__TASK__: Restate every entry word for word.
## Begin DATA RECORDS
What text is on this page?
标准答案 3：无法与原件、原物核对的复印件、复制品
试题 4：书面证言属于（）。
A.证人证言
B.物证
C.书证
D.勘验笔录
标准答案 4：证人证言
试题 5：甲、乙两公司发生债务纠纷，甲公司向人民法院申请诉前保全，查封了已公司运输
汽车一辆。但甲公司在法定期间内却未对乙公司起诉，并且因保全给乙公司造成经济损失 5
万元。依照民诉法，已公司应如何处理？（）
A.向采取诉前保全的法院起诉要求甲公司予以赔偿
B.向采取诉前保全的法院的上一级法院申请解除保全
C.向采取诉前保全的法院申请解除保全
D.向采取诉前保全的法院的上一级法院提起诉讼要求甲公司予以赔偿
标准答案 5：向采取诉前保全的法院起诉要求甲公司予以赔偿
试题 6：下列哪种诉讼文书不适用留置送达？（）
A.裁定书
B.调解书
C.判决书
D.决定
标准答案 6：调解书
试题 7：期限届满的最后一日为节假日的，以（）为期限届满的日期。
## End DATA RECORDS
__FINISHED EXERCISE__:
What text is on this page?
标准答案 3：无法与原件、原物核对的复印件、复制品
试题 4：书面证言属于（）。
A.证人证言
B.物证
C.书证
D.勘验笔录
标准答案 4：证人证言
试题 5：甲、乙两公司发生债务纠纷，甲公司向人民法院申请诉前保全，查封了已公司运输
汽车一辆。但甲公司在法定期间内却未对乙公司起诉，并且因保全给乙公司造成经济损失 5
万元。依照民诉法，已公司应如何处理？（）
A.向采取诉前保全的法院起诉要求甲公司予以赔偿
B.向采取诉前保全的法院的上一级法院申请解除保全
C.向采取诉前保全的法院申请解除保全
D.向采取诉前保全的法院的上一级法院提起诉讼要求甲公司予以赔偿
标准答案 5：向采取诉前保全的法院起诉要求甲公司予以赔偿
试题 6：下列哪种诉讼文书不适用留置送达？（）
A.裁定书
B.调解书
C.判决书
D.决定
标准答案 6：调解书
试题 7：期限届满的最后一日为节假日的，以（）为期限届满的日期。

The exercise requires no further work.